__Stated exercise__
Locate each line in the records below that contains the string "впитывающих", and copy those lines.

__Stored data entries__

§ §

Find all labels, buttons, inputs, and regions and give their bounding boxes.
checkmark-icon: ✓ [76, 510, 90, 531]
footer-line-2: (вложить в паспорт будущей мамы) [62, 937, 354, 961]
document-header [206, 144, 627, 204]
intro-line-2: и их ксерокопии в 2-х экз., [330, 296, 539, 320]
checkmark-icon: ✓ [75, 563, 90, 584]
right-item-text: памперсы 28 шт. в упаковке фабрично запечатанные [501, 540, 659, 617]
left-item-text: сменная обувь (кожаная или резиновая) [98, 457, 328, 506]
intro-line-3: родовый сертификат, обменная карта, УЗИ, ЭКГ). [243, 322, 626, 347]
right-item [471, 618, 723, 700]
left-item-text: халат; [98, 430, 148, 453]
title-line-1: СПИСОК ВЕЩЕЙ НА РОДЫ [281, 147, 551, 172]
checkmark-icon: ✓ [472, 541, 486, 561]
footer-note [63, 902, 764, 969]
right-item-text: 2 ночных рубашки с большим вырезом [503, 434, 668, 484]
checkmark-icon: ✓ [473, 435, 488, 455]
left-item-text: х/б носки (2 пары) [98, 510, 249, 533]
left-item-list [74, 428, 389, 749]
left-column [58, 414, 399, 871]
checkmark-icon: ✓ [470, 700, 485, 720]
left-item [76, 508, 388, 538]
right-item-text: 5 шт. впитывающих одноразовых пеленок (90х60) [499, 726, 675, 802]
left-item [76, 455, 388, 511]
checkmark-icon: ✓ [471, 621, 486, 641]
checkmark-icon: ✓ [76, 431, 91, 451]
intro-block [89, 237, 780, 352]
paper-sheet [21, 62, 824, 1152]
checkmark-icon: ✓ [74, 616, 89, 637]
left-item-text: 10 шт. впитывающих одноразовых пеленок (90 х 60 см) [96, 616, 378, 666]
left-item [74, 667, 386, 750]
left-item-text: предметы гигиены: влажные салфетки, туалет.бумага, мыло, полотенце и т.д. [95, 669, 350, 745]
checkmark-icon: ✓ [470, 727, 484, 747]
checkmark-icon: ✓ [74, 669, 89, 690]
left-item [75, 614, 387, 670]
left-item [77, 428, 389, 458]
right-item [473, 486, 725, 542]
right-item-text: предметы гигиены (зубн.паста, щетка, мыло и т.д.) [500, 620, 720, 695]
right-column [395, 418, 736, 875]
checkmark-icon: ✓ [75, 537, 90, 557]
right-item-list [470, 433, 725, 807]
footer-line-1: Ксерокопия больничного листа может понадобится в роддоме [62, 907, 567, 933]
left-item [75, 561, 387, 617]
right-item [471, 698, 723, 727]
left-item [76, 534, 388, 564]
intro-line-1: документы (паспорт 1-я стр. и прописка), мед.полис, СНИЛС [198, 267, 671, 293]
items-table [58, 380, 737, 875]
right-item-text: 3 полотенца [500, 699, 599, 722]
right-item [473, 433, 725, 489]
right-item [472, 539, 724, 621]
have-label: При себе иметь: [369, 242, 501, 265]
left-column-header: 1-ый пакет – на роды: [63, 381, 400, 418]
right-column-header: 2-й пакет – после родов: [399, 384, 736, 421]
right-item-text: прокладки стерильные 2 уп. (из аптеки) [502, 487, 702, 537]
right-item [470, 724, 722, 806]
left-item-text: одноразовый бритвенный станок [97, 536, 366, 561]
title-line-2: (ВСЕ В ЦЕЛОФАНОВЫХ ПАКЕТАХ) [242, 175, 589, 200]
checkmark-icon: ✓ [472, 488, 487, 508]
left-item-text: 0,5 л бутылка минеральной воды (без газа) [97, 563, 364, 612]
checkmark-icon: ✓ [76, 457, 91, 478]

§ §

__Answer to the task__
right-item-text: 5 шт. впитывающих одноразовых пеленок (90х60) [499, 726, 675, 802]
left-item-text: 10 шт. впитывающих одноразовых пеленок (90 х 60 см) [96, 616, 378, 666]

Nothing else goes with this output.